After three weeks of their expense claims being published in the Telegraph, MPs might have hoped that public anger would have died down a bit by now. Instead, though, people seem to be getting ever more angry by the day.
To an extent, some of this outrage seems overblown. Sure, some of the property fiddles, like flipping second homes, forgetting you've paid off your mortgage, enriching or subsidising members of your family and avoiding capital gains tax are verging on fraud. But some of the other claims would probably not be out of place for many corporate executives who are asked by their employers to work away from home for a long period of time.
Senior employees of large organisations, like oil companies, banks and accountancy firms, if they are required to work abroad, often have lavish second homes paid for by the company. It is not unusual for fixtures, fittings and gardening expenses to be paid for by the firm. OK, they might not stretch to duck houses and moat cleaning but trees and fencing would probably be covered, especially if the executive was expected to use his house and garden for entertaining.
Public anger now seems so intense that few people are making such distinctions. The revelation of any large claim is met with outrage and there is no point in an MP trying to explain or justify it.
Some commentators see this as sanctimonious righteous indignation. Thomas Macaulay's observation that "there is no spectacle so ridiculous as the British public in one of its periodic fits of morality" has been quoted more than once over the past week or so. And, according to some payroll experts, many of those expressing anger at the MPs' excesses will have claimed bogus expenses themselves at some time during their working lives. So you can add hypocrisy to righteous indignation.
Others, most notably Nadine Dorries, see the expenses scandal as a deliberate attempt by Telegraph owners the Barclay Brothers to influence the European elections and Tory policy. (She was forced to take the allegations off her blog. Her post is reproduced here if you want to read it.)
But, whatever the Telegraph's agenda, you can't agitate people if they are not already aggrieved about something. If there was widespread respect for our political class, there would not have been anywhere near the level of sustained public anger we have seen over the past few weeks. That many of these expense claims are trivial and that many of us have also bent the rules on our expense claims is beside the point because this collective outrage has much deeper roots.
For many years now, people have been feeling increasingly frustrated and powerless. As usual, working class people were the first to feel it as immigration changed the urban landscape, put pressure on local services and led to increased competition for work. More recently, rural areas have found themselves subjected to the same pressures. Then middle-class people began to feel threatened too as their incomes were left behind by those of the super-rich. Their children could no longer afford to live in the areas in which they grew up and higher education, once almost a right, was priced beyond many people's reach.
As TUC leader Brendan Barber explained last week:
Middle-income Britain did not share in the largesse of the boom years. One study shows that real hourly wage rates for median earners grew by only 0.1% a year between 2002 and 2007.
A sense of anger was growing too about the state of public services. Even when they had been sold off, few benefits seemed to come to consumers. The privatised utilities treated people just as badly, if not worse, than their nationalised predecessors, only now people couldn't complain to their MPs as the state didn't run the show any more. The government subsidised rich businessmen to run the railways and corporations were able to make huge amounts of money out of NHS PFI deals. Many people suspected that the taxpayer was being fleeced but the mechanics of these deals were too complex for most of us to understand. The move to local accountability for NHS trusts passed most people by too. Few of us know how our local NHS trust boards are chosen or how we could influence them.

## Layout dataset entries

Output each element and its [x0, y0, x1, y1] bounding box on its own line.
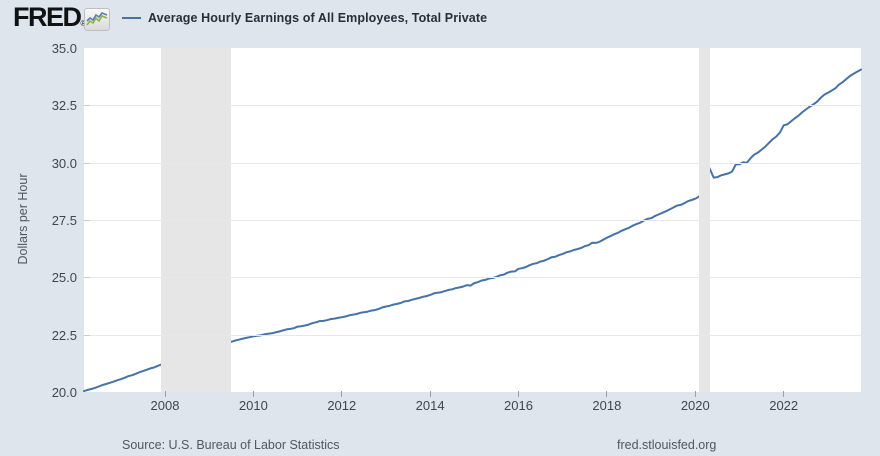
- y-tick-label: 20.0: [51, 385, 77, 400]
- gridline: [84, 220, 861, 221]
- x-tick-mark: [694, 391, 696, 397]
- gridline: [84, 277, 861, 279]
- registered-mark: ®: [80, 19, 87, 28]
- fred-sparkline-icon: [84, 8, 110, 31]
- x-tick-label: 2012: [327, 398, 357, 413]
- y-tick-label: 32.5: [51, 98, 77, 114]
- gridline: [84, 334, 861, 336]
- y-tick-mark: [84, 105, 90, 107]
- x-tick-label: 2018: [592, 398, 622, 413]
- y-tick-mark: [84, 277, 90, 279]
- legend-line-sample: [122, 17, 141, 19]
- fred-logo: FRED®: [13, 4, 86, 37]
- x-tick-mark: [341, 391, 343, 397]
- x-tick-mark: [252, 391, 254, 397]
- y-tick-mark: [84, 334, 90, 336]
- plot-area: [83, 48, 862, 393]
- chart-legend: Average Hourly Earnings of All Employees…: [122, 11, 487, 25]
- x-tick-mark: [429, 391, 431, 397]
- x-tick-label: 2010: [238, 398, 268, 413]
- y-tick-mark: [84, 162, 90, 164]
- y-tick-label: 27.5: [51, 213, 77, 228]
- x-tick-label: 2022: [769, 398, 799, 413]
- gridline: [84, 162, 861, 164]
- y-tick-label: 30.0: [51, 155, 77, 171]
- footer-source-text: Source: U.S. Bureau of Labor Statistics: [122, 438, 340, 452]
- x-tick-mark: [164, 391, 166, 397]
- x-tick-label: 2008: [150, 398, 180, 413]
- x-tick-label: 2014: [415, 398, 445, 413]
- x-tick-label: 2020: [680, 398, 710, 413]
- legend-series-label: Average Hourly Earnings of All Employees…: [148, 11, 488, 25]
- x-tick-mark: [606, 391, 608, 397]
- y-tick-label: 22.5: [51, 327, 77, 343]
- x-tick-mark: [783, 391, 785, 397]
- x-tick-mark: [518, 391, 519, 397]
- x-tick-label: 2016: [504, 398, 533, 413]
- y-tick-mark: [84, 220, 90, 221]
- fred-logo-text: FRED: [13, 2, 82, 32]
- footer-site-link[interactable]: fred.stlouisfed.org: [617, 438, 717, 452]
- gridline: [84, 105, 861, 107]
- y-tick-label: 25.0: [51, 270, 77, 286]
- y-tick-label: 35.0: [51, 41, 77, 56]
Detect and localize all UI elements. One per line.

...

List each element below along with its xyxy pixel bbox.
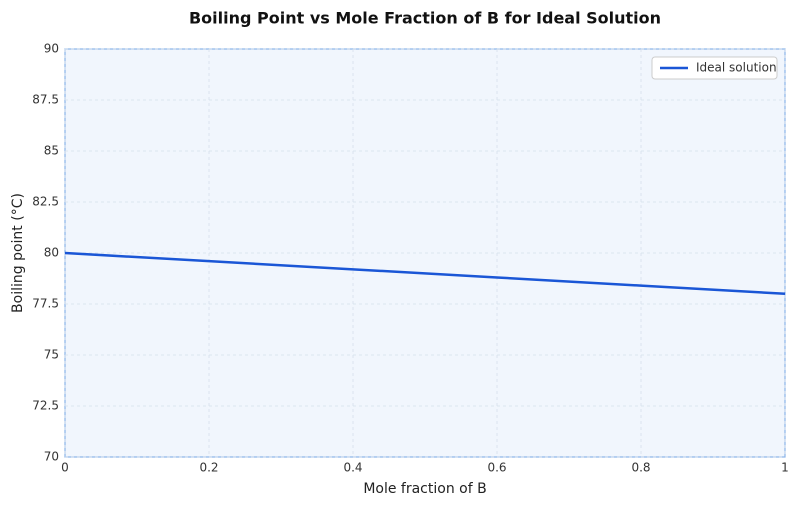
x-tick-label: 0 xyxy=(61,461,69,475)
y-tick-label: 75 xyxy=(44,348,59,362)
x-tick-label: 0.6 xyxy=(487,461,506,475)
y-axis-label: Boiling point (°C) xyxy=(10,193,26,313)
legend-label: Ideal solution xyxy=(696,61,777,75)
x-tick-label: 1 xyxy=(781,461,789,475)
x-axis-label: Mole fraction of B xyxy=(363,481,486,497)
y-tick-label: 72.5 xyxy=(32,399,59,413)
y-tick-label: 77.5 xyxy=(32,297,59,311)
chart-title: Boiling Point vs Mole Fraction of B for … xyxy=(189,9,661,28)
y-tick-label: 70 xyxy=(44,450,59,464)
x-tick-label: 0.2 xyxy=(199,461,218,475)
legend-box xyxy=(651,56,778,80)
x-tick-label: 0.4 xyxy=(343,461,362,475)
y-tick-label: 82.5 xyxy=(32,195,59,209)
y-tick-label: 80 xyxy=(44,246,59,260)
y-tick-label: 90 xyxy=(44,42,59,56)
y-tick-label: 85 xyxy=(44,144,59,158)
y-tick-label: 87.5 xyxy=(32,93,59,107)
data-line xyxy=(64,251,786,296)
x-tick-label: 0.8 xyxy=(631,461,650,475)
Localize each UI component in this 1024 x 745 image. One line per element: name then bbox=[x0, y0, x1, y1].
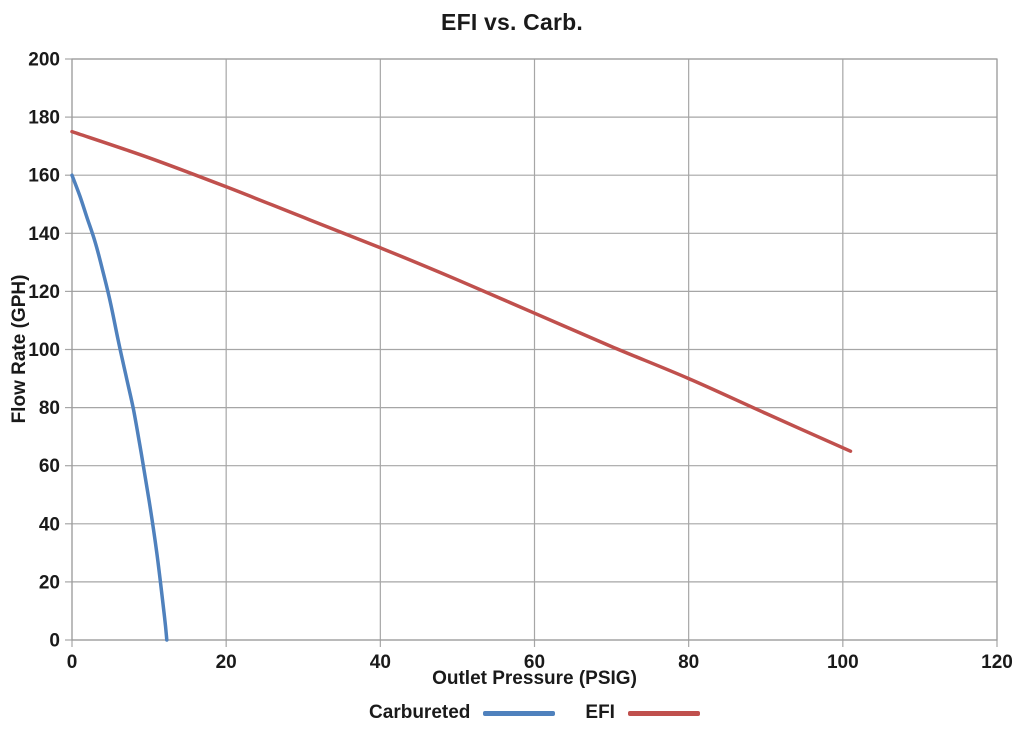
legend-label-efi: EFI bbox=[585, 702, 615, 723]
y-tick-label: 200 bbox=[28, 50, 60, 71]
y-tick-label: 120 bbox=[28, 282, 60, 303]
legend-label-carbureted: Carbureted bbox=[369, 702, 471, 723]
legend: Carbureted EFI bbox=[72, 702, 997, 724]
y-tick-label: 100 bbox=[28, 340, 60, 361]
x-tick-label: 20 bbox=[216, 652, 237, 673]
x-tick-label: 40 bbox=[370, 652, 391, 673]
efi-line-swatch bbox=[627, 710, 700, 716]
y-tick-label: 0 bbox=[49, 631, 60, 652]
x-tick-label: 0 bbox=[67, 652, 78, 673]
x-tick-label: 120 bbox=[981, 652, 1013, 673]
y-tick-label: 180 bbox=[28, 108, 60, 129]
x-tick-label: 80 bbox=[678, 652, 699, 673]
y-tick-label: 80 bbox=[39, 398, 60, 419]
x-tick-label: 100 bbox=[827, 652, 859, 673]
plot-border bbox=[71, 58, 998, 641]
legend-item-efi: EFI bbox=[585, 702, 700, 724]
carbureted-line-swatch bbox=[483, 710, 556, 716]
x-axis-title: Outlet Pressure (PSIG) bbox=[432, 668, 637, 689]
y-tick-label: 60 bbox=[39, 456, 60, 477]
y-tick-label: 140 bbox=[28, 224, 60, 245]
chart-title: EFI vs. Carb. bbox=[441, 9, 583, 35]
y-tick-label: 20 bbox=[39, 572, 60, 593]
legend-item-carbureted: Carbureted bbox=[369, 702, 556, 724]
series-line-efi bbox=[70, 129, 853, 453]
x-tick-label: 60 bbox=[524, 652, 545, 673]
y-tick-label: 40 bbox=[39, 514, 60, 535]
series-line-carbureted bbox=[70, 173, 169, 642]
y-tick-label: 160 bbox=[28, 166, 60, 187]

## ACTIONS TO TAKE
1. In the records, rewrite the lines beginning at the one with "- y-tick-label: 20.0: [51, 385, 77, 400]" and ending after the one with "- gridline: [84, 162, 861, 164]", swapping "gridline" for "grid line" and changing nothing else. Return only those lines.
2. Carry on the commentary about public anger over MPs' expense claims from the point where it stops.

## RESPONSE LIST
1.
- y-tick-label: 20.0: [51, 385, 77, 400]
- grid line: [84, 220, 861, 221]
- x-tick-mark: [694, 391, 696, 397]
- grid line: [84, 277, 861, 279]
- registered-mark: ®: [80, 19, 87, 28]
- fred-sparkline-icon: [84, 8, 110, 31]
- x-tick-label: 2012: [327, 398, 357, 413]
- y-tick-label: 32.5: [51, 98, 77, 114]
- grid line: [84, 334, 861, 336]
- y-tick-mark: [84, 105, 90, 107]
- x-tick-label: 2018: [592, 398, 622, 413]
- y-tick-mark: [84, 277, 90, 279]
- legend-line-sample: [122, 17, 141, 19]
- fred-logo: FRED®: [13, 4, 86, 37]
- x-tick-mark: [341, 391, 343, 397]
- x-tick-mark: [252, 391, 254, 397]
- y-tick-mark: [84, 334, 90, 336]
- plot-area: [83, 48, 862, 393]
- chart-legend: Average Hourly Earnings of All Employees…: [122, 11, 487, 25]
- x-tick-mark: [429, 391, 431, 397]
- x-tick-label: 2010: [238, 398, 268, 413]
- y-tick-mark: [84, 162, 90, 164]
- y-tick-label: 27.5: [51, 213, 77, 228]
- x-tick-label: 2022: [769, 398, 799, 413]
- grid line: [84, 162, 861, 164]

2.
All the while, people were assured that all this was part of the dynamism that was re-shaping Britain into a global economy and bringing us unparalleled prosperity. Ministers boasted that Britain was the most open economy in the world. Immigrants, it was argued, created jobs and helped the economy to grow. PFI deals and privatisation brought market disciplines to public services and made them more efficient. The rise of the super-rich was good for us as they spent money and it trickled down into the economy. Sure, there were some temporary downsides but the increased prosperity brought by our globalised economy would sort it all out in the end. Public services would improve, immigrants' taxes would pay for the increased demands on healthcare, transport and school places, the booming economy would create more jobs and debt-laden graduates would easily be able to pay off their student loans as the demand for their skills rose.
It still sounded unconvincing to many of us but the soothing voices of politicians and journalists dampened down the feelings of suppressed rage.
Then the dam burst. The epitome of our globalised economy, the casino banking system based mostly in London and New York, collapsed and dragged the world economy into a recession. As one of the most globalised economies, with the biggest banks, the UK was hardest hit and had to pay out the second largest amount in bailouts.
People realised that they had been right to be worried. All the frustration that had built up over the years was vented against the bankers. But the problem here was that the banks, like the privatised utilities and PFI companies, were faceless and anonymous. It was difficult to blame specific people for specific crimes. Apart from the few on whom the media spotlight fell, like Fred Goodwin and Andy Hornby, most of the people who had created the financial crisis had long since taken the money and run, leaving the little people to face an angry public.
We knew that some people had made a lot of money by exploiting migrant labour, both legal and illegal. We knew that some people had made a lot of money from PFI deals, from running rail franchises and from privatised utilities. And we knew that a few people had made staggering amounts of money from manipulating the financial system and betting with our savings. But, for the most part, we didn't know who they were or exactly how much they had taken us for.
The MPs' expenses scandal was different because, for the first time, an angry public could link specific abuses and specific amounts to specific people. Years of frustration and powerlessness had led to a build-up of anger and it crystallised around the issue of MPs expenses.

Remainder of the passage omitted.